Request:
All entries below are to be set down again, identical to the source.

____ Provided data

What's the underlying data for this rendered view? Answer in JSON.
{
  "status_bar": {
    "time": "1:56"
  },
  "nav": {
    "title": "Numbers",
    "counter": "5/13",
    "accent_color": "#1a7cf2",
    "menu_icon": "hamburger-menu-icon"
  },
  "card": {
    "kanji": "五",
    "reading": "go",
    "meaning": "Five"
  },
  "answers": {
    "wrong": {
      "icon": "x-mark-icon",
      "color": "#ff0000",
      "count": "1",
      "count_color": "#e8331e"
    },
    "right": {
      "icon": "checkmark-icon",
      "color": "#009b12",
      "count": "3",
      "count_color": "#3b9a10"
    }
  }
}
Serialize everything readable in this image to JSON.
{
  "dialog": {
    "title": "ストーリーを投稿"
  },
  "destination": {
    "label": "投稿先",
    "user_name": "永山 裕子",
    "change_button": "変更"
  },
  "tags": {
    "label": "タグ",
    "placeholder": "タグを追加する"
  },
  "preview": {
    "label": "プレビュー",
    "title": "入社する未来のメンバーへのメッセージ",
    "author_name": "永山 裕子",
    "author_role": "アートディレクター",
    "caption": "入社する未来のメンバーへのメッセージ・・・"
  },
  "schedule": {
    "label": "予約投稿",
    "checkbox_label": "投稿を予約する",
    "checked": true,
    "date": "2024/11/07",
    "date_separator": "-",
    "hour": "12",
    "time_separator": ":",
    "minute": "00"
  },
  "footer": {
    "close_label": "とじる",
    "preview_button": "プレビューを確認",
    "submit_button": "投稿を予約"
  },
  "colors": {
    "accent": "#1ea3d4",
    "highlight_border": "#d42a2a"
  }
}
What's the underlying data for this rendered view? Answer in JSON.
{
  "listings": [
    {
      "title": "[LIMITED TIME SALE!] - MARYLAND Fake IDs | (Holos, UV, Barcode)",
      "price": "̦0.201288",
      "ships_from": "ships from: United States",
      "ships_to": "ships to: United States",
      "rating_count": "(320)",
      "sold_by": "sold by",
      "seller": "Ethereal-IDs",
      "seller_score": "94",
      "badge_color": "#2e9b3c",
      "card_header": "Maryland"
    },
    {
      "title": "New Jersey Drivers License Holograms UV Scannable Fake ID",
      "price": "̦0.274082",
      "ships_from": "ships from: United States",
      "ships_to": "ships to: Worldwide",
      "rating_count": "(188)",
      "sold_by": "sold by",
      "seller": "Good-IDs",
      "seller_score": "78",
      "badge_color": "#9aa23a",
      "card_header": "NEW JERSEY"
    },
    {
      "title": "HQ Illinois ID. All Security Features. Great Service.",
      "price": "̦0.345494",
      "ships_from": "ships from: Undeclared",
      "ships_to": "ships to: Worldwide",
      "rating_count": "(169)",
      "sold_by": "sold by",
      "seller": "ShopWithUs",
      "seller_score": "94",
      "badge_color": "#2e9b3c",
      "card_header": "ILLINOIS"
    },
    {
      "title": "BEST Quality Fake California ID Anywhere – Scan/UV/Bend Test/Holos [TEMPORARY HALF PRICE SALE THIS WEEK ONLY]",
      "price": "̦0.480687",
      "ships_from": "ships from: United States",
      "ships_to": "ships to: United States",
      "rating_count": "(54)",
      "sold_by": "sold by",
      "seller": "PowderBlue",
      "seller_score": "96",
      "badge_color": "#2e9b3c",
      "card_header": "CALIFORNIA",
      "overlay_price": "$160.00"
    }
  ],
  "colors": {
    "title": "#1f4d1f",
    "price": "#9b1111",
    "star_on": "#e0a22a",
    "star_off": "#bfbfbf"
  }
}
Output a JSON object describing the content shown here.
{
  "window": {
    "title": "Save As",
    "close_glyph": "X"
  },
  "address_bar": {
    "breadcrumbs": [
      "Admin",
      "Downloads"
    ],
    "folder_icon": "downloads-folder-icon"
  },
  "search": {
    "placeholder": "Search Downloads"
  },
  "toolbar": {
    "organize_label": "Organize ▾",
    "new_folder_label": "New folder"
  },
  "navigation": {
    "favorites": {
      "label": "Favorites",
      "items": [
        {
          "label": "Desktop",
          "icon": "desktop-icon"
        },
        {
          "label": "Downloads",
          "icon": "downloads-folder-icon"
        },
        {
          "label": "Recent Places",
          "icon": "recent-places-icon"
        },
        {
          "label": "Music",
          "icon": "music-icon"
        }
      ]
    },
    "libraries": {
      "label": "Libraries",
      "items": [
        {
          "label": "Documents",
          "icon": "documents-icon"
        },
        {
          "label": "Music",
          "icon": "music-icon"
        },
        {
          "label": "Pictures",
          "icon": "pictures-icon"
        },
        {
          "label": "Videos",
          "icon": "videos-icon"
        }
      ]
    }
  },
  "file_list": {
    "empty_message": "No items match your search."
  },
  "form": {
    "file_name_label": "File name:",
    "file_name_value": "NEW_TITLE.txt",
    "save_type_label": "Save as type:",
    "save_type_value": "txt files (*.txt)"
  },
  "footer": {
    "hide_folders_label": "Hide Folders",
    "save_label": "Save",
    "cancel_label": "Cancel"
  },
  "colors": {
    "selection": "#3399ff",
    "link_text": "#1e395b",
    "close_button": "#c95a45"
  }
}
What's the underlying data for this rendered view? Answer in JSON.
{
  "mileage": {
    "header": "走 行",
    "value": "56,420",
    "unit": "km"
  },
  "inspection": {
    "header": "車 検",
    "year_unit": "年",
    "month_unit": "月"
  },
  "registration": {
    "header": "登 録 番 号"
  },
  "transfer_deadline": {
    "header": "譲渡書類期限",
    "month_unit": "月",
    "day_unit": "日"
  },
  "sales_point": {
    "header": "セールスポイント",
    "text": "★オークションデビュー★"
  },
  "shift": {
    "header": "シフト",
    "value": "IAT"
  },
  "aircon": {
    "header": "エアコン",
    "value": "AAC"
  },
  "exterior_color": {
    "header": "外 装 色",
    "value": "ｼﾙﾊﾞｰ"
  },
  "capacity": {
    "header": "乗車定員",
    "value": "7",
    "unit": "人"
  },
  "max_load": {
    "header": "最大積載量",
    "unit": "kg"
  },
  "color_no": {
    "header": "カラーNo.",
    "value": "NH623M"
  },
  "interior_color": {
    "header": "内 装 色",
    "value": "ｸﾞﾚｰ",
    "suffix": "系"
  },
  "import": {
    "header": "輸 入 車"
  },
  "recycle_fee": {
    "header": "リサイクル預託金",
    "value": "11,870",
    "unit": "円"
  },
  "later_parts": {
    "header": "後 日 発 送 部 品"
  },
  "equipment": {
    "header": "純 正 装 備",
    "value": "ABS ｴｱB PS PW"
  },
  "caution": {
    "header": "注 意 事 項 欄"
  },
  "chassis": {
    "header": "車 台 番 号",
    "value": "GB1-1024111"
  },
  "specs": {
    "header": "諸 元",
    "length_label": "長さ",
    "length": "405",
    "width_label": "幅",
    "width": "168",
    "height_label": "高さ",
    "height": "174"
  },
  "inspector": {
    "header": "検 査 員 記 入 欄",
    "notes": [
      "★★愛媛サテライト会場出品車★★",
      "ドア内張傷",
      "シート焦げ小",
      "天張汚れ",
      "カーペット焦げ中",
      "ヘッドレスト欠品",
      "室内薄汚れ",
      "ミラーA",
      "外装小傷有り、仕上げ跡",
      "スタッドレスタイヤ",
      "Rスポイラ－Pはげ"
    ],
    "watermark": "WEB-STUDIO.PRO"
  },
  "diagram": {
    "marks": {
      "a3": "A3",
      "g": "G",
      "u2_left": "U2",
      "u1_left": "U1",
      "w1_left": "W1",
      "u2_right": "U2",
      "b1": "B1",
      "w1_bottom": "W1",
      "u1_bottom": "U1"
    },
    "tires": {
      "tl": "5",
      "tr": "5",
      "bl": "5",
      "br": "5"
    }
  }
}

________

Response to the exercise:
What's the underlying data for this rendered view? Answer in JSON.
{
  "status_bar": {
    "time": "1:56"
  },
  "nav": {
    "title": "Numbers",
    "counter": "5/13",
    "accent_color": "#1a7cf2",
    "menu_icon": "hamburger-menu-icon"
  },
  "card": {
    "kanji": "五",
    "reading": "go",
    "meaning": "Five"
  },
  "answers": {
    "wrong": {
      "icon": "x-mark-icon",
      "color": "#ff0000",
      "count": "1",
      "count_color": "#e8331e"
    },
    "right": {
      "icon": "checkmark-icon",
      "color": "#009b12",
      "count": "3",
      "count_color": "#3b9a10"
    }
  }
}
Serialize everything readable in this image to JSON.
{
  "dialog": {
    "title": "ストーリーを投稿"
  },
  "destination": {
    "label": "投稿先",
    "user_name": "永山 裕子",
    "change_button": "変更"
  },
  "tags": {
    "label": "タグ",
    "placeholder": "タグを追加する"
  },
  "preview": {
    "label": "プレビュー",
    "title": "入社する未来のメンバーへのメッセージ",
    "author_name": "永山 裕子",
    "author_role": "アートディレクター",
    "caption": "入社する未来のメンバーへのメッセージ・・・"
  },
  "schedule": {
    "label": "予約投稿",
    "checkbox_label": "投稿を予約する",
    "checked": true,
    "date": "2024/11/07",
    "date_separator": "-",
    "hour": "12",
    "time_separator": ":",
    "minute": "00"
  },
  "footer": {
    "close_label": "とじる",
    "preview_button": "プレビューを確認",
    "submit_button": "投稿を予約"
  },
  "colors": {
    "accent": "#1ea3d4",
    "highlight_border": "#d42a2a"
  }
}
What's the underlying data for this rendered view? Answer in JSON.
{
  "listings": [
    {
      "title": "[LIMITED TIME SALE!] - MARYLAND Fake IDs | (Holos, UV, Barcode)",
      "price": "̦0.201288",
      "ships_from": "ships from: United States",
      "ships_to": "ships to: United States",
      "rating_count": "(320)",
      "sold_by": "sold by",
      "seller": "Ethereal-IDs",
      "seller_score": "94",
      "badge_color": "#2e9b3c",
      "card_header": "Maryland"
    },
    {
      "title": "New Jersey Drivers License Holograms UV Scannable Fake ID",
      "price": "̦0.274082",
      "ships_from": "ships from: United States",
      "ships_to": "ships to: Worldwide",
      "rating_count": "(188)",
      "sold_by": "sold by",
      "seller": "Good-IDs",
      "seller_score": "78",
      "badge_color": "#9aa23a",
      "card_header": "NEW JERSEY"
    },
    {
      "title": "HQ Illinois ID. All Security Features. Great Service.",
      "price": "̦0.345494",
      "ships_from": "ships from: Undeclared",
      "ships_to": "ships to: Worldwide",
      "rating_count": "(169)",
      "sold_by": "sold by",
      "seller": "ShopWithUs",
      "seller_score": "94",
      "badge_color": "#2e9b3c",
      "card_header": "ILLINOIS"
    },
    {
      "title": "BEST Quality Fake California ID Anywhere – Scan/UV/Bend Test/Holos [TEMPORARY HALF PRICE SALE THIS WEEK ONLY]",
      "price": "̦0.480687",
      "ships_from": "ships from: United States",
      "ships_to": "ships to: United States",
      "rating_count": "(54)",
      "sold_by": "sold by",
      "seller": "PowderBlue",
      "seller_score": "96",
      "badge_color": "#2e9b3c",
      "card_header": "CALIFORNIA",
      "overlay_price": "$160.00"
    }
  ],
  "colors": {
    "title": "#1f4d1f",
    "price": "#9b1111",
    "star_on": "#e0a22a",
    "star_off": "#bfbfbf"
  }
}
Output a JSON object describing the content shown here.
{
  "window": {
    "title": "Save As",
    "close_glyph": "X"
  },
  "address_bar": {
    "breadcrumbs": [
      "Admin",
      "Downloads"
    ],
    "folder_icon": "downloads-folder-icon"
  },
  "search": {
    "placeholder": "Search Downloads"
  },
  "toolbar": {
    "organize_label": "Organize ▾",
    "new_folder_label": "New folder"
  },
  "navigation": {
    "favorites": {
      "label": "Favorites",
      "items": [
        {
          "label": "Desktop",
          "icon": "desktop-icon"
        },
        {
          "label": "Downloads",
          "icon": "downloads-folder-icon"
        },
        {
          "label": "Recent Places",
          "icon": "recent-places-icon"
        },
        {
          "label": "Music",
          "icon": "music-icon"
        }
      ]
    },
    "libraries": {
      "label": "Libraries",
      "items": [
        {
          "label": "Documents",
          "icon": "documents-icon"
        },
        {
          "label": "Music",
          "icon": "music-icon"
        },
        {
          "label": "Pictures",
          "icon": "pictures-icon"
        },
        {
          "label": "Videos",
          "icon": "videos-icon"
        }
      ]
    }
  },
  "file_list": {
    "empty_message": "No items match your search."
  },
  "form": {
    "file_name_label": "File name:",
    "file_name_value": "NEW_TITLE.txt",
    "save_type_label": "Save as type:",
    "save_type_value": "txt files (*.txt)"
  },
  "footer": {
    "hide_folders_label": "Hide Folders",
    "save_label": "Save",
    "cancel_label": "Cancel"
  },
  "colors": {
    "selection": "#3399ff",
    "link_text": "#1e395b",
    "close_button": "#c95a45"
  }
}
What's the underlying data for this rendered view? Answer in JSON.
{
  "mileage": {
    "header": "走 行",
    "value": "56,420",
    "unit": "km"
  },
  "inspection": {
    "header": "車 検",
    "year_unit": "年",
    "month_unit": "月"
  },
  "registration": {
    "header": "登 録 番 号"
  },
  "transfer_deadline": {
    "header": "譲渡書類期限",
    "month_unit": "月",
    "day_unit": "日"
  },
  "sales_point": {
    "header": "セールスポイント",
    "text": "★オークションデビュー★"
  },
  "shift": {
    "header": "シフト",
    "value": "IAT"
  },
  "aircon": {
    "header": "エアコン",
    "value": "AAC"
  },
  "exterior_color": {
    "header": "外 装 色",
    "value": "ｼﾙﾊﾞｰ"
  },
  "capacity": {
    "header": "乗車定員",
    "value": "7",
    "unit": "人"
  },
  "max_load": {
    "header": "最大積載量",
    "unit": "kg"
  },
  "color_no": {
    "header": "カラーNo.",
    "value": "NH623M"
  },
  "interior_color": {
    "header": "内 装 色",
    "value": "ｸﾞﾚｰ",
    "suffix": "系"
  },
  "import": {
    "header": "輸 入 車"
  },
  "recycle_fee": {
    "header": "リサイクル預託金",
    "value": "11,870",
    "unit": "円"
  },
  "later_parts": {
    "header": "後 日 発 送 部 品"
  },
  "equipment": {
    "header": "純 正 装 備",
    "value": "ABS ｴｱB PS PW"
  },
  "caution": {
    "header": "注 意 事 項 欄"
  },
  "chassis": {
    "header": "車 台 番 号",
    "value": "GB1-1024111"
  },
  "specs": {
    "header": "諸 元",
    "length_label": "長さ",
    "length": "405",
    "width_label": "幅",
    "width": "168",
    "height_label": "高さ",
    "height": "174"
  },
  "inspector": {
    "header": "検 査 員 記 入 欄",
    "notes": [
      "★★愛媛サテライト会場出品車★★",
      "ドア内張傷",
      "シート焦げ小",
      "天張汚れ",
      "カーペット焦げ中",
      "ヘッドレスト欠品",
      "室内薄汚れ",
      "ミラーA",
      "外装小傷有り、仕上げ跡",
      "スタッドレスタイヤ",
      "Rスポイラ－Pはげ"
    ],
    "watermark": "WEB-STUDIO.PRO"
  },
  "diagram": {
    "marks": {
      "a3": "A3",
      "g": "G",
      "u2_left": "U2",
      "u1_left": "U1",
      "w1_left": "W1",
      "u2_right": "U2",
      "b1": "B1",
      "w1_bottom": "W1",
      "u1_bottom": "U1"
    },
    "tires": {
      "tl": "5",
      "tr": "5",
      "bl": "5",
      "br": "5"
    }
  }
}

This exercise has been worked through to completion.